Reproduce every record below exactly as it appears.

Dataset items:
######
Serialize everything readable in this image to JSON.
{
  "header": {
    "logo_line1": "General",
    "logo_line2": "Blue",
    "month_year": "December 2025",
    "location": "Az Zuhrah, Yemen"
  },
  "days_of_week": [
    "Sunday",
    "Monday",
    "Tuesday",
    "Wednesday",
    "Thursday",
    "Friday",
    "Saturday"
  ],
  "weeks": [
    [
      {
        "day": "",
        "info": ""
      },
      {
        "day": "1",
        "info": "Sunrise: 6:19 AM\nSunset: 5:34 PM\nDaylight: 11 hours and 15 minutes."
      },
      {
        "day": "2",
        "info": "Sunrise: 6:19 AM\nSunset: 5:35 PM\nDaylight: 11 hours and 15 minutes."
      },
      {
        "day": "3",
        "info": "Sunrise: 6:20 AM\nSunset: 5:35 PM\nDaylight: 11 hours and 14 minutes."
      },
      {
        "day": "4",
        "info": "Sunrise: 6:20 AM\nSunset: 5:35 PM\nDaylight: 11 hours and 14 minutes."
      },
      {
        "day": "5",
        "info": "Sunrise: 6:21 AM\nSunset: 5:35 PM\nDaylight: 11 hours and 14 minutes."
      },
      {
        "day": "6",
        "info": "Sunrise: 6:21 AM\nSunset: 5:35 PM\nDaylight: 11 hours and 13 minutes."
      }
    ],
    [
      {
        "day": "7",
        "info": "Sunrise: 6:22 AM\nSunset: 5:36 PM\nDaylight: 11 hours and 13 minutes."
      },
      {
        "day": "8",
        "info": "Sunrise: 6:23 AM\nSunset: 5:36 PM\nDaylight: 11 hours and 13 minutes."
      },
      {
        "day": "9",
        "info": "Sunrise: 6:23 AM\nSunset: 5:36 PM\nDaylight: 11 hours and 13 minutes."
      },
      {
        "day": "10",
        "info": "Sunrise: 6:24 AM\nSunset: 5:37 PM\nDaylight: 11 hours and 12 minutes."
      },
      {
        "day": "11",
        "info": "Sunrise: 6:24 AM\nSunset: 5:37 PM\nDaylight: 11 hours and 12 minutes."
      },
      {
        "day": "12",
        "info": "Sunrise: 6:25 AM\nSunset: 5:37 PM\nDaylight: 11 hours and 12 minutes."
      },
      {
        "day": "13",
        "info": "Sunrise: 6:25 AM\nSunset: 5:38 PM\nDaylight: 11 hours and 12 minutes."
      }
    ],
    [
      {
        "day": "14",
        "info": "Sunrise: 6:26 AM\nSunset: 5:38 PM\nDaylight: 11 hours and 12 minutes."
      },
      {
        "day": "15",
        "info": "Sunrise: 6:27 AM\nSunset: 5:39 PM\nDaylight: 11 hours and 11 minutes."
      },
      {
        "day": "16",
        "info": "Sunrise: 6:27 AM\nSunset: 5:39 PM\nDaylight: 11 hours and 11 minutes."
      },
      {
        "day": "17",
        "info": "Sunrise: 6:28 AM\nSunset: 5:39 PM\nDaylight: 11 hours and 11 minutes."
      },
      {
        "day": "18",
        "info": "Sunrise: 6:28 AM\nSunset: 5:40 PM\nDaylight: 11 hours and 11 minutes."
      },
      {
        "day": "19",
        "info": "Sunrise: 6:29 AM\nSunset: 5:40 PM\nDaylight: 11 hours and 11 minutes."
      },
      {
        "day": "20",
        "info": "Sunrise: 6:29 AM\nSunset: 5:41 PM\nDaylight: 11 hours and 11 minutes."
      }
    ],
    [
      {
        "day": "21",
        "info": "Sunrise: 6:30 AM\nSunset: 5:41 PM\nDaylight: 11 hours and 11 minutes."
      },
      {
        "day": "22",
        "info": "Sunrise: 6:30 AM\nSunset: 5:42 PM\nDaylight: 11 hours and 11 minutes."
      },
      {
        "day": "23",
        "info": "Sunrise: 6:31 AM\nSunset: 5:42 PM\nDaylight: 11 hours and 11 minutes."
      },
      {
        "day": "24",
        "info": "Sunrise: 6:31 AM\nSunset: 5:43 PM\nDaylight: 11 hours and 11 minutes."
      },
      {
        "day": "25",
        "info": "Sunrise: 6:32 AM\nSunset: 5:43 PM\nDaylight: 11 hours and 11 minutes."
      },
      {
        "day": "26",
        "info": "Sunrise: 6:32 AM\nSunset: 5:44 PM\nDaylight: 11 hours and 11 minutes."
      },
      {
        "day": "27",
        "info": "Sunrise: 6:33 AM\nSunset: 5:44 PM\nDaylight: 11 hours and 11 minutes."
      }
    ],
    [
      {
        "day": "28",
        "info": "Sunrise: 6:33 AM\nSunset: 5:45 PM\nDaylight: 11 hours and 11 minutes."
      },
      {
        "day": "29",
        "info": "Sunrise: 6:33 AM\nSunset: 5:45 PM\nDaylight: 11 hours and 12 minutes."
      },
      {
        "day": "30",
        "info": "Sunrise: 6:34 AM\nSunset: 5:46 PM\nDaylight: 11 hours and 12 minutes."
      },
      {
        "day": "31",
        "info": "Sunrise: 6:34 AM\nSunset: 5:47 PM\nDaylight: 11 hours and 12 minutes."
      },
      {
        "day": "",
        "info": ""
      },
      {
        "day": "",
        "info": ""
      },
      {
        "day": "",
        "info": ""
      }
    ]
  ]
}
######
» Problem solution:
Serialize everything readable in this image to JSON.
{
  "header": {
    "logo_line1": "General",
    "logo_line2": "Blue",
    "month_year": "December 2025",
    "location": "Az Zuhrah, Yemen"
  },
  "days_of_week": [
    "Sunday",
    "Monday",
    "Tuesday",
    "Wednesday",
    "Thursday",
    "Friday",
    "Saturday"
  ],
  "weeks": [
    [
      {
        "day": "",
        "info": ""
      },
      {
        "day": "1",
        "info": "Sunrise: 6:19 AM\nSunset: 5:34 PM\nDaylight: 11 hours and 15 minutes."
      },
      {
        "day": "2",
        "info": "Sunrise: 6:19 AM\nSunset: 5:35 PM\nDaylight: 11 hours and 15 minutes."
      },
      {
        "day": "3",
        "info": "Sunrise: 6:20 AM\nSunset: 5:35 PM\nDaylight: 11 hours and 14 minutes."
      },
      {
        "day": "4",
        "info": "Sunrise: 6:20 AM\nSunset: 5:35 PM\nDaylight: 11 hours and 14 minutes."
      },
      {
        "day": "5",
        "info": "Sunrise: 6:21 AM\nSunset: 5:35 PM\nDaylight: 11 hours and 14 minutes."
      },
      {
        "day": "6",
        "info": "Sunrise: 6:21 AM\nSunset: 5:35 PM\nDaylight: 11 hours and 13 minutes."
      }
    ],
    [
      {
        "day": "7",
        "info": "Sunrise: 6:22 AM\nSunset: 5:36 PM\nDaylight: 11 hours and 13 minutes."
      },
      {
        "day": "8",
        "info": "Sunrise: 6:23 AM\nSunset: 5:36 PM\nDaylight: 11 hours and 13 minutes."
      },
      {
        "day": "9",
        "info": "Sunrise: 6:23 AM\nSunset: 5:36 PM\nDaylight: 11 hours and 13 minutes."
      },
      {
        "day": "10",
        "info": "Sunrise: 6:24 AM\nSunset: 5:37 PM\nDaylight: 11 hours and 12 minutes."
      },
      {
        "day": "11",
        "info": "Sunrise: 6:24 AM\nSunset: 5:37 PM\nDaylight: 11 hours and 12 minutes."
      },
      {
        "day": "12",
        "info": "Sunrise: 6:25 AM\nSunset: 5:37 PM\nDaylight: 11 hours and 12 minutes."
      },
      {
        "day": "13",
        "info": "Sunrise: 6:25 AM\nSunset: 5:38 PM\nDaylight: 11 hours and 12 minutes."
      }
    ],
    [
      {
        "day": "14",
        "info": "Sunrise: 6:26 AM\nSunset: 5:38 PM\nDaylight: 11 hours and 12 minutes."
      },
      {
        "day": "15",
        "info": "Sunrise: 6:27 AM\nSunset: 5:39 PM\nDaylight: 11 hours and 11 minutes."
      },
      {
        "day": "16",
        "info": "Sunrise: 6:27 AM\nSunset: 5:39 PM\nDaylight: 11 hours and 11 minutes."
      },
      {
        "day": "17",
        "info": "Sunrise: 6:28 AM\nSunset: 5:39 PM\nDaylight: 11 hours and 11 minutes."
      },
      {
        "day": "18",
        "info": "Sunrise: 6:28 AM\nSunset: 5:40 PM\nDaylight: 11 hours and 11 minutes."
      },
      {
        "day": "19",
        "info": "Sunrise: 6:29 AM\nSunset: 5:40 PM\nDaylight: 11 hours and 11 minutes."
      },
      {
        "day": "20",
        "info": "Sunrise: 6:29 AM\nSunset: 5:41 PM\nDaylight: 11 hours and 11 minutes."
      }
    ],
    [
      {
        "day": "21",
        "info": "Sunrise: 6:30 AM\nSunset: 5:41 PM\nDaylight: 11 hours and 11 minutes."
      },
      {
        "day": "22",
        "info": "Sunrise: 6:30 AM\nSunset: 5:42 PM\nDaylight: 11 hours and 11 minutes."
      },
      {
        "day": "23",
        "info": "Sunrise: 6:31 AM\nSunset: 5:42 PM\nDaylight: 11 hours and 11 minutes."
      },
      {
        "day": "24",
        "info": "Sunrise: 6:31 AM\nSunset: 5:43 PM\nDaylight: 11 hours and 11 minutes."
      },
      {
        "day": "25",
        "info": "Sunrise: 6:32 AM\nSunset: 5:43 PM\nDaylight: 11 hours and 11 minutes."
      },
      {
        "day": "26",
        "info": "Sunrise: 6:32 AM\nSunset: 5:44 PM\nDaylight: 11 hours and 11 minutes."
      },
      {
        "day": "27",
        "info": "Sunrise: 6:33 AM\nSunset: 5:44 PM\nDaylight: 11 hours and 11 minutes."
      }
    ],
    [
      {
        "day": "28",
        "info": "Sunrise: 6:33 AM\nSunset: 5:45 PM\nDaylight: 11 hours and 11 minutes."
      },
      {
        "day": "29",
        "info": "Sunrise: 6:33 AM\nSunset: 5:45 PM\nDaylight: 11 hours and 12 minutes."
      },
      {
        "day": "30",
        "info": "Sunrise: 6:34 AM\nSunset: 5:46 PM\nDaylight: 11 hours and 12 minutes."
      },
      {
        "day": "31",
        "info": "Sunrise: 6:34 AM\nSunset: 5:47 PM\nDaylight: 11 hours and 12 minutes."
      },
      {
        "day": "",
        "info": ""
      },
      {
        "day": "",
        "info": ""
      },
      {
        "day": "",
        "info": ""
      }
    ]
  ]
}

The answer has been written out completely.